Word for word, transcribe the lines below and drop the pictures.

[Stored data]
++++++++

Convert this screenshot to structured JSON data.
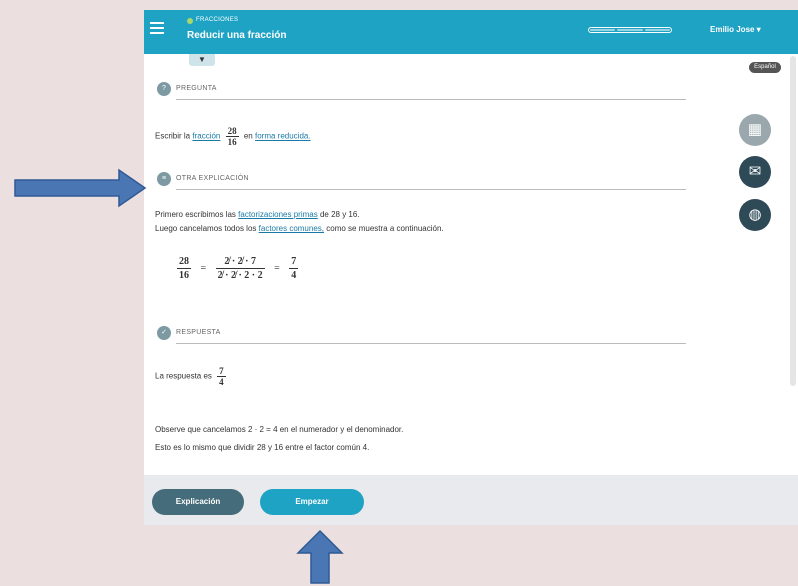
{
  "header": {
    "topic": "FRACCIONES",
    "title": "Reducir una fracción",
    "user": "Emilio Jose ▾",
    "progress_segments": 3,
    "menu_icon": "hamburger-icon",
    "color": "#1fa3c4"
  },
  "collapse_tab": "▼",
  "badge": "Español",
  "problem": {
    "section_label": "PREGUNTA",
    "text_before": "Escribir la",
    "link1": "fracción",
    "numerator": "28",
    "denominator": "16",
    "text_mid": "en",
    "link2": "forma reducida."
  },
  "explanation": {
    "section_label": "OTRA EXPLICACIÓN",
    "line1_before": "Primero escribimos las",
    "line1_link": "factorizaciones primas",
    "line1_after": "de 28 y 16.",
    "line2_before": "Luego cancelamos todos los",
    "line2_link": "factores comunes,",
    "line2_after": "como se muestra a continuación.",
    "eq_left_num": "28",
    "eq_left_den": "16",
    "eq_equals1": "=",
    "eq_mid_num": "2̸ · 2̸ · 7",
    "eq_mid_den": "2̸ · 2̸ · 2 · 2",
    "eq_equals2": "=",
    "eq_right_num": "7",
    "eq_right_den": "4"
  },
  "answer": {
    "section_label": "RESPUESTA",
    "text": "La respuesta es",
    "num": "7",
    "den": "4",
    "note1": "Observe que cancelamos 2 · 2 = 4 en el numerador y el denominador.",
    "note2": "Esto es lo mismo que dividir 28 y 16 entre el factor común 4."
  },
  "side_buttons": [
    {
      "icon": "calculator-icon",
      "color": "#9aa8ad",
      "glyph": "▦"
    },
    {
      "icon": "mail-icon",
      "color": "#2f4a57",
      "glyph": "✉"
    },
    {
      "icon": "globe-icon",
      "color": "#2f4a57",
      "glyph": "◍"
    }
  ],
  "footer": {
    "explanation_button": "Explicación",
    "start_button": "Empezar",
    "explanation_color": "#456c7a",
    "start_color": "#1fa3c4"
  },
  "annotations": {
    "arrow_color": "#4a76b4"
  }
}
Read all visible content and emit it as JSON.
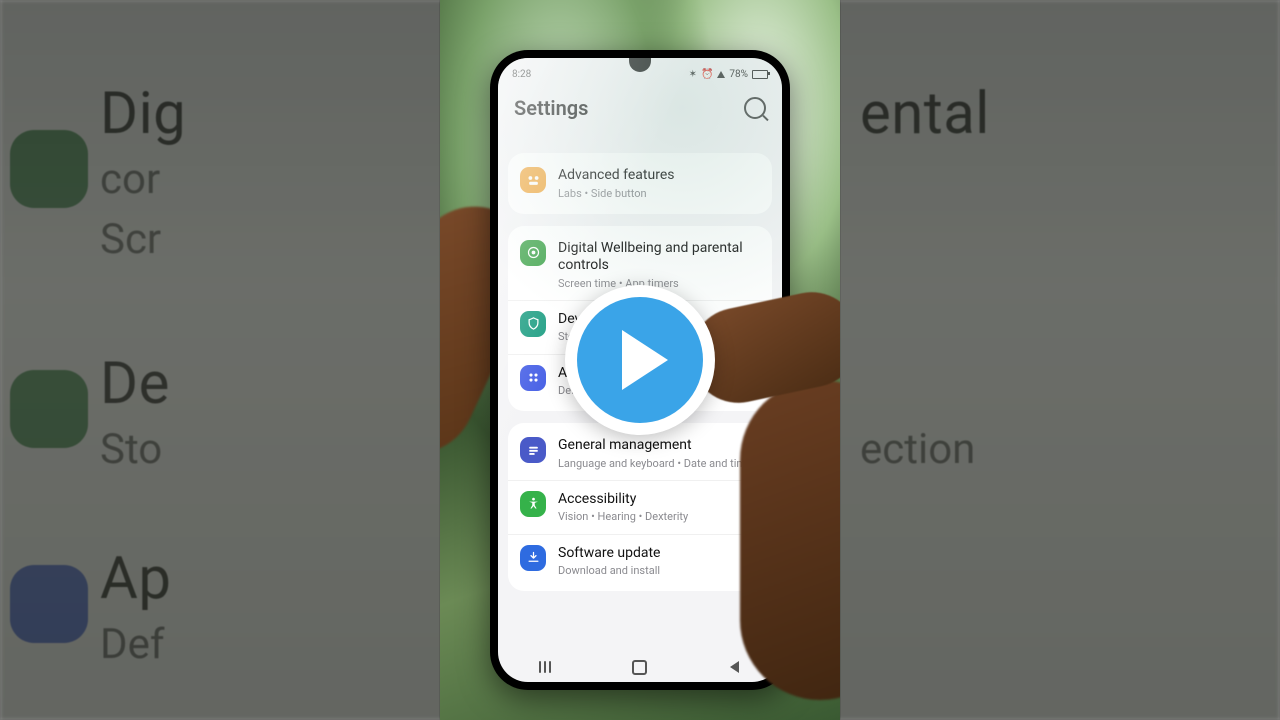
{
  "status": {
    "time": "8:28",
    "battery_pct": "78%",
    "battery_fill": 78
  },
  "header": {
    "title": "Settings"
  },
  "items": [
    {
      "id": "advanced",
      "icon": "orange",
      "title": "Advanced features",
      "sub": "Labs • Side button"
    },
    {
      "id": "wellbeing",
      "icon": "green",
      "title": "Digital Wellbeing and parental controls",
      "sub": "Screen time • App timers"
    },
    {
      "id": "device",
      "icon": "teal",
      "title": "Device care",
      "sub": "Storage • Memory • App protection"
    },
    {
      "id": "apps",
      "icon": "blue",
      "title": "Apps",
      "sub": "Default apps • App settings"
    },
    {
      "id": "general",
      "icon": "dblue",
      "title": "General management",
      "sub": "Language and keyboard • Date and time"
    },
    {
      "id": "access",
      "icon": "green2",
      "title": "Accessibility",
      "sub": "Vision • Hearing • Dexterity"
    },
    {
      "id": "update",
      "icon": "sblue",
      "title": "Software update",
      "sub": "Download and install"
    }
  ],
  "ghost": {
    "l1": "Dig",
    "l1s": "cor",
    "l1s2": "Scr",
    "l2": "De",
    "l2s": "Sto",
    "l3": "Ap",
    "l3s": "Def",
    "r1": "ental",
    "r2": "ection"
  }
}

++++++++

### Correct result
Convert this screenshot to structured JSON data.
{
  "header": {
    "topic": "FRACCIONES",
    "title": "Reducir una fracción",
    "user": "Emilio Jose ▾",
    "progress_segments": 3,
    "menu_icon": "hamburger-icon",
    "color": "#1fa3c4"
  },
  "collapse_tab": "▼",
  "badge": "Español",
  "problem": {
    "section_label": "PREGUNTA",
    "text_before": "Escribir la",
    "link1": "fracción",
    "numerator": "28",
    "denominator": "16",
    "text_mid": "en",
    "link2": "forma reducida."
  },
  "explanation": {
    "section_label": "OTRA EXPLICACIÓN",
    "line1_before": "Primero escribimos las",
    "line1_link": "factorizaciones primas",
    "line1_after": "de 28 y 16.",
    "line2_before": "Luego cancelamos todos los",
    "line2_link": "factores comunes,",
    "line2_after": "como se muestra a continuación.",
    "eq_left_num": "28",
    "eq_left_den": "16",
    "eq_equals1": "=",
    "eq_mid_num": "2̸ · 2̸ · 7",
    "eq_mid_den": "2̸ · 2̸ · 2 · 2",
    "eq_equals2": "=",
    "eq_right_num": "7",
    "eq_right_den": "4"
  },
  "answer": {
    "section_label": "RESPUESTA",
    "text": "La respuesta es",
    "num": "7",
    "den": "4",
    "note1": "Observe que cancelamos 2 · 2 = 4 en el numerador y el denominador.",
    "note2": "Esto es lo mismo que dividir 28 y 16 entre el factor común 4."
  },
  "side_buttons": [
    {
      "icon": "calculator-icon",
      "color": "#9aa8ad",
      "glyph": "▦"
    },
    {
      "icon": "mail-icon",
      "color": "#2f4a57",
      "glyph": "✉"
    },
    {
      "icon": "globe-icon",
      "color": "#2f4a57",
      "glyph": "◍"
    }
  ],
  "footer": {
    "explanation_button": "Explicación",
    "start_button": "Empezar",
    "explanation_color": "#456c7a",
    "start_color": "#1fa3c4"
  },
  "annotations": {
    "arrow_color": "#4a76b4"
  }
}
Read all visible content and emit it as JSON.
{
  "status": {
    "time": "8:28",
    "battery_pct": "78%",
    "battery_fill": 78
  },
  "header": {
    "title": "Settings"
  },
  "items": [
    {
      "id": "advanced",
      "icon": "orange",
      "title": "Advanced features",
      "sub": "Labs • Side button"
    },
    {
      "id": "wellbeing",
      "icon": "green",
      "title": "Digital Wellbeing and parental controls",
      "sub": "Screen time • App timers"
    },
    {
      "id": "device",
      "icon": "teal",
      "title": "Device care",
      "sub": "Storage • Memory • App protection"
    },
    {
      "id": "apps",
      "icon": "blue",
      "title": "Apps",
      "sub": "Default apps • App settings"
    },
    {
      "id": "general",
      "icon": "dblue",
      "title": "General management",
      "sub": "Language and keyboard • Date and time"
    },
    {
      "id": "access",
      "icon": "green2",
      "title": "Accessibility",
      "sub": "Vision • Hearing • Dexterity"
    },
    {
      "id": "update",
      "icon": "sblue",
      "title": "Software update",
      "sub": "Download and install"
    }
  ],
  "ghost": {
    "l1": "Dig",
    "l1s": "cor",
    "l1s2": "Scr",
    "l2": "De",
    "l2s": "Sto",
    "l3": "Ap",
    "l3s": "Def",
    "r1": "ental",
    "r2": "ection"
  }
}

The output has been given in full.